### [WORK TO BE COMPLETED]
Please give the entries again in full and exactly, without any picture.

### [SUPPLIED RECORDS]
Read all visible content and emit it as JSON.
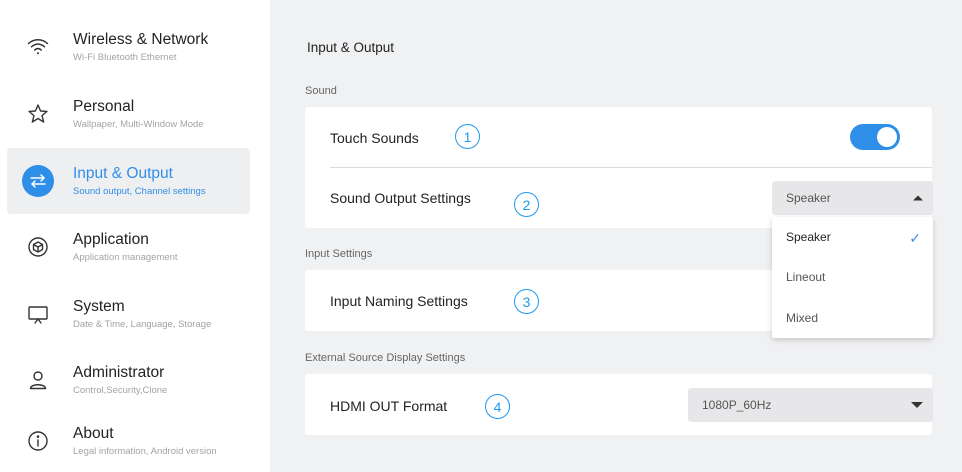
{
  "sidebar": {
    "items": [
      {
        "title": "Wireless & Network",
        "subtitle": "Wi-Fi Bluetooth Ethernet",
        "icon": "wifi-icon",
        "active": false
      },
      {
        "title": "Personal",
        "subtitle": "Wallpaper, Multi-Window Mode",
        "icon": "star-icon",
        "active": false
      },
      {
        "title": "Input & Output",
        "subtitle": "Sound output, Channel settings",
        "icon": "swap-arrows-icon",
        "active": true
      },
      {
        "title": "Application",
        "subtitle": "Application management",
        "icon": "cube-icon",
        "active": false
      },
      {
        "title": "System",
        "subtitle": "Date & Time, Language, Storage",
        "icon": "monitor-icon",
        "active": false
      },
      {
        "title": "Administrator",
        "subtitle": "Control,Security,Clone",
        "icon": "user-icon",
        "active": false
      },
      {
        "title": "About",
        "subtitle": "Legal information, Android version",
        "icon": "info-icon",
        "active": false
      }
    ]
  },
  "main": {
    "title": "Input & Output",
    "sections": {
      "sound": {
        "label": "Sound",
        "touch_sounds": {
          "label": "Touch Sounds",
          "badge": "1",
          "enabled": true
        },
        "sound_output": {
          "label": "Sound Output Settings",
          "badge": "2",
          "value": "Speaker"
        }
      },
      "input": {
        "label": "Input Settings",
        "input_naming": {
          "label": "Input Naming Settings",
          "badge": "3"
        }
      },
      "external": {
        "label": "External Source Display Settings",
        "hdmi_out": {
          "label": "HDMI OUT Format",
          "badge": "4",
          "value": "1080P_60Hz"
        }
      }
    },
    "dropdown": {
      "options": [
        "Speaker",
        "Lineout",
        "Mixed"
      ],
      "selected": "Speaker",
      "check": "✓"
    }
  },
  "colors": {
    "accent": "#2f8ee8",
    "badge": "#1e9af0",
    "background": "#f0f1f3",
    "active_item_bg": "#eeeff1"
  }
}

### [SOLUTION TO THIS TASK]
Read all visible content and emit it as JSON.
{
  "sidebar": {
    "items": [
      {
        "title": "Wireless & Network",
        "subtitle": "Wi-Fi Bluetooth Ethernet",
        "icon": "wifi-icon",
        "active": false
      },
      {
        "title": "Personal",
        "subtitle": "Wallpaper, Multi-Window Mode",
        "icon": "star-icon",
        "active": false
      },
      {
        "title": "Input & Output",
        "subtitle": "Sound output, Channel settings",
        "icon": "swap-arrows-icon",
        "active": true
      },
      {
        "title": "Application",
        "subtitle": "Application management",
        "icon": "cube-icon",
        "active": false
      },
      {
        "title": "System",
        "subtitle": "Date & Time, Language, Storage",
        "icon": "monitor-icon",
        "active": false
      },
      {
        "title": "Administrator",
        "subtitle": "Control,Security,Clone",
        "icon": "user-icon",
        "active": false
      },
      {
        "title": "About",
        "subtitle": "Legal information, Android version",
        "icon": "info-icon",
        "active": false
      }
    ]
  },
  "main": {
    "title": "Input & Output",
    "sections": {
      "sound": {
        "label": "Sound",
        "touch_sounds": {
          "label": "Touch Sounds",
          "badge": "1",
          "enabled": true
        },
        "sound_output": {
          "label": "Sound Output Settings",
          "badge": "2",
          "value": "Speaker"
        }
      },
      "input": {
        "label": "Input Settings",
        "input_naming": {
          "label": "Input Naming Settings",
          "badge": "3"
        }
      },
      "external": {
        "label": "External Source Display Settings",
        "hdmi_out": {
          "label": "HDMI OUT Format",
          "badge": "4",
          "value": "1080P_60Hz"
        }
      }
    },
    "dropdown": {
      "options": [
        "Speaker",
        "Lineout",
        "Mixed"
      ],
      "selected": "Speaker",
      "check": "✓"
    }
  },
  "colors": {
    "accent": "#2f8ee8",
    "badge": "#1e9af0",
    "background": "#f0f1f3",
    "active_item_bg": "#eeeff1"
  }
}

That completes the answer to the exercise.